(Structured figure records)
/---

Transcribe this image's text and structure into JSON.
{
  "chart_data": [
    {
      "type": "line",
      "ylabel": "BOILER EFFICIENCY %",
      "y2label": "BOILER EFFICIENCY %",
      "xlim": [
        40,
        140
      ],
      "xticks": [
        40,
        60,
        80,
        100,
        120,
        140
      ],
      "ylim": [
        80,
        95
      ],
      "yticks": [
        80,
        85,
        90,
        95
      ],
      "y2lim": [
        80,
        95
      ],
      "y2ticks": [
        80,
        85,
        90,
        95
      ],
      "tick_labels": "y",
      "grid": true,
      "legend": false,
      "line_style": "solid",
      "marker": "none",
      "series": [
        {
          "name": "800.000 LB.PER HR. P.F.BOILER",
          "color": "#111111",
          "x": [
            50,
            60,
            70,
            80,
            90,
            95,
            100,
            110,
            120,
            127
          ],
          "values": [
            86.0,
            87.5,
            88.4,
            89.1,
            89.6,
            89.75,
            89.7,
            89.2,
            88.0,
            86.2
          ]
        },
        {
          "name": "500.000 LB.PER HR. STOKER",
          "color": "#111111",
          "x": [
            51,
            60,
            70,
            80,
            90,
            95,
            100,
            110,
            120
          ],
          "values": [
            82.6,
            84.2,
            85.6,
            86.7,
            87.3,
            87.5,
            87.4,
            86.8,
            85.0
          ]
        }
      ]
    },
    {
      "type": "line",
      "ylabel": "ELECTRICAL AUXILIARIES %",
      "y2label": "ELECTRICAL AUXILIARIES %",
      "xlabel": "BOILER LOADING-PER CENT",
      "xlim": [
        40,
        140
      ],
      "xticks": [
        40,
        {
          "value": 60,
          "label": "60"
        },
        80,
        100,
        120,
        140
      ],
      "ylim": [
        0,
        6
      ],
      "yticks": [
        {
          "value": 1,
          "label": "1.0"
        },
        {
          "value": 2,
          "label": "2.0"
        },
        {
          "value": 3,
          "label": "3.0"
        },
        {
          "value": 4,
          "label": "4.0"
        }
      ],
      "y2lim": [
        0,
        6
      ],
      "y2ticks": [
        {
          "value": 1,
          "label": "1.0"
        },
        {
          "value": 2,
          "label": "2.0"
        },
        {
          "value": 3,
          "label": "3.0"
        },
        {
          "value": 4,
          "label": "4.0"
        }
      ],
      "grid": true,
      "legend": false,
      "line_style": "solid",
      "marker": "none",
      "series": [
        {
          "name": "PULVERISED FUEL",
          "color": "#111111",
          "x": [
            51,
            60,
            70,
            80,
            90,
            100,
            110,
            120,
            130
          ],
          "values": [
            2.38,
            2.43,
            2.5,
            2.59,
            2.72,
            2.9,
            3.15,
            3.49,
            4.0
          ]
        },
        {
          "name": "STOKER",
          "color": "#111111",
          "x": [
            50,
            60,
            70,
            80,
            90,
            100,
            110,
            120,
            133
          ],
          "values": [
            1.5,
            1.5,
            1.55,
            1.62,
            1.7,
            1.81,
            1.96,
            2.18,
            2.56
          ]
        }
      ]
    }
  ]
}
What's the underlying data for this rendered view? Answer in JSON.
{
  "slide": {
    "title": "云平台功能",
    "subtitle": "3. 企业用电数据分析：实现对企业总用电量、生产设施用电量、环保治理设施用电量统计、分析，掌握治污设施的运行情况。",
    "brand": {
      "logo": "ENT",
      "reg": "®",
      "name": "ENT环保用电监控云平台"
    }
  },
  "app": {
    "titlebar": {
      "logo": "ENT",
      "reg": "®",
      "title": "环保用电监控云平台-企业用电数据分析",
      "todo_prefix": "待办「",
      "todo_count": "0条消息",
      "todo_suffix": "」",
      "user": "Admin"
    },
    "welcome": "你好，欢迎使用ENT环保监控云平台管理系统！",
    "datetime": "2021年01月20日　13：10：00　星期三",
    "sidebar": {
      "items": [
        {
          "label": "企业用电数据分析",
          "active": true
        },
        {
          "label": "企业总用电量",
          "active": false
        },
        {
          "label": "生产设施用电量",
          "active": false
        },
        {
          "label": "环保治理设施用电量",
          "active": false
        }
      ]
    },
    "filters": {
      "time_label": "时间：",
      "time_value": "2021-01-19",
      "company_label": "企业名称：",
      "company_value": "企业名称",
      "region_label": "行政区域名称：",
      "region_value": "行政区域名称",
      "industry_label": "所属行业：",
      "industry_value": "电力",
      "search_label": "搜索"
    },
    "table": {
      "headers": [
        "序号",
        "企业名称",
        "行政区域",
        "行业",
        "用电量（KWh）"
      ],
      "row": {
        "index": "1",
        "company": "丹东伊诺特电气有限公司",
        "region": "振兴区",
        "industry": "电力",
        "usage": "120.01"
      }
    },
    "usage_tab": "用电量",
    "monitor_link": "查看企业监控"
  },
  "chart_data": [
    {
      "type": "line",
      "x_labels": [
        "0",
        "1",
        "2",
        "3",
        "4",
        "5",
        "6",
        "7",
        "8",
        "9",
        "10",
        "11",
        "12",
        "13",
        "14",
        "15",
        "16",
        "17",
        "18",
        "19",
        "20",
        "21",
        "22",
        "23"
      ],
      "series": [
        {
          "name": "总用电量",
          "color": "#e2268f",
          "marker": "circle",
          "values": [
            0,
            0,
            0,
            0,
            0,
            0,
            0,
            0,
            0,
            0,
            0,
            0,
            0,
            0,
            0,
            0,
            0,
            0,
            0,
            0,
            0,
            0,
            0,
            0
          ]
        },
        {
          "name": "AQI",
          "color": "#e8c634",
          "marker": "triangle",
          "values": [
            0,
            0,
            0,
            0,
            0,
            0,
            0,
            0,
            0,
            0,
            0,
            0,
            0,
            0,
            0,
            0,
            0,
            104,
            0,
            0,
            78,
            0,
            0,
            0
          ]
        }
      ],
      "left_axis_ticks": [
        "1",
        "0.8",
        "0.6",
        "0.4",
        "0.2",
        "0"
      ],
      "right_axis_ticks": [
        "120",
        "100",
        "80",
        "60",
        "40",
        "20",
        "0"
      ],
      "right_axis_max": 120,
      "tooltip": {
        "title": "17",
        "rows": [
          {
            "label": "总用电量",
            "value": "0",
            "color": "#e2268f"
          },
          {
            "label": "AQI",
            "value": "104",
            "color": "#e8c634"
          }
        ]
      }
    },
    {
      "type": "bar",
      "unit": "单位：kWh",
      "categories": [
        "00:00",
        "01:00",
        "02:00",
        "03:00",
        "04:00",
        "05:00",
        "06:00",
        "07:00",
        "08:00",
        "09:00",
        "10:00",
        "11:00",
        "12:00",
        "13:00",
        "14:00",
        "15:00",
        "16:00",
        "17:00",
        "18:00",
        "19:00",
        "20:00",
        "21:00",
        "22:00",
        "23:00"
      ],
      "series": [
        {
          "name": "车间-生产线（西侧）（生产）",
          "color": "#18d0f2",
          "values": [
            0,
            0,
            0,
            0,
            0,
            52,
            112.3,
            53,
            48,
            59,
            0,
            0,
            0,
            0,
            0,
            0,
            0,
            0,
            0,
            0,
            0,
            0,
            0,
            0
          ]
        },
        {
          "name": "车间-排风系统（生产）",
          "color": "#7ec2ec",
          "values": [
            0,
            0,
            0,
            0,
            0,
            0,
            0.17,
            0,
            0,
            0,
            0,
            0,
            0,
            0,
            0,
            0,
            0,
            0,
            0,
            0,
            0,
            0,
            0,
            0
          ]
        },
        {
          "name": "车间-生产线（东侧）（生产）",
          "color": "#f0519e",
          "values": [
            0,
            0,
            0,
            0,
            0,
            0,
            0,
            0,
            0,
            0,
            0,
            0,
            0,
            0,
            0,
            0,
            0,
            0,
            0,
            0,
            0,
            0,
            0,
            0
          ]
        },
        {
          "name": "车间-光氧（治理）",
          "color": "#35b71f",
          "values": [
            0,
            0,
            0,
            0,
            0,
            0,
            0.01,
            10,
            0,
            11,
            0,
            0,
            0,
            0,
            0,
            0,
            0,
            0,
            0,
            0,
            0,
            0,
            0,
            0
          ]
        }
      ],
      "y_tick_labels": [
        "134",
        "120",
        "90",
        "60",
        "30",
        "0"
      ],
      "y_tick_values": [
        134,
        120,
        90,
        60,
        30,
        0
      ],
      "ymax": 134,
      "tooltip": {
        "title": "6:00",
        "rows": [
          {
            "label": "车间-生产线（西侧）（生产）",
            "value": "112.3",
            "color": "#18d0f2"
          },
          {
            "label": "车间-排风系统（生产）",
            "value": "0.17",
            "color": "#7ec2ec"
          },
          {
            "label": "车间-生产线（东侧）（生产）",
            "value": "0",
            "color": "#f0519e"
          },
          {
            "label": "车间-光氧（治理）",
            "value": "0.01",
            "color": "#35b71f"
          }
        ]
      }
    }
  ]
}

\---

§ Exercise instructions
Copy all lines of the listing above that contain the string "JSON".

§ Solution to the problem
Transcribe this image's text and structure into JSON.
What's the underlying data for this rendered view? Answer in JSON.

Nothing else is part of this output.